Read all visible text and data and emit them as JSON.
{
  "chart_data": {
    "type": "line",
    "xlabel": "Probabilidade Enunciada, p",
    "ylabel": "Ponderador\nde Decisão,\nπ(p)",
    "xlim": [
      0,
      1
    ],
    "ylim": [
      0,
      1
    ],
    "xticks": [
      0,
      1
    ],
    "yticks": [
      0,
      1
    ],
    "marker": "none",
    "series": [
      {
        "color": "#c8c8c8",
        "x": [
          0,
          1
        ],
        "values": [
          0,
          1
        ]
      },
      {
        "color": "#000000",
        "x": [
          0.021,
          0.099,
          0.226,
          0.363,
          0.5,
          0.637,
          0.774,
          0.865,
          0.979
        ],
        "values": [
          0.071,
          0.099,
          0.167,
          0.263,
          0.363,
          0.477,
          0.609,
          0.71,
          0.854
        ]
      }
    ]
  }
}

::::::

**TO DO**
Copy out the whole listing, exactly as written.

**TASK RESULT**
Read all visible text and data and emit them as JSON.
{
  "chart_data": {
    "type": "line",
    "xlabel": "Probabilidade Enunciada, p",
    "ylabel": "Ponderador\nde Decisão,\nπ(p)",
    "xlim": [
      0,
      1
    ],
    "ylim": [
      0,
      1
    ],
    "xticks": [
      0,
      1
    ],
    "yticks": [
      0,
      1
    ],
    "marker": "none",
    "series": [
      {
        "color": "#c8c8c8",
        "x": [
          0,
          1
        ],
        "values": [
          0,
          1
        ]
      },
      {
        "color": "#000000",
        "x": [
          0.021,
          0.099,
          0.226,
          0.363,
          0.5,
          0.637,
          0.774,
          0.865,
          0.979
        ],
        "values": [
          0.071,
          0.099,
          0.167,
          0.263,
          0.363,
          0.477,
          0.609,
          0.71,
          0.854
        ]
      }
    ]
  }
}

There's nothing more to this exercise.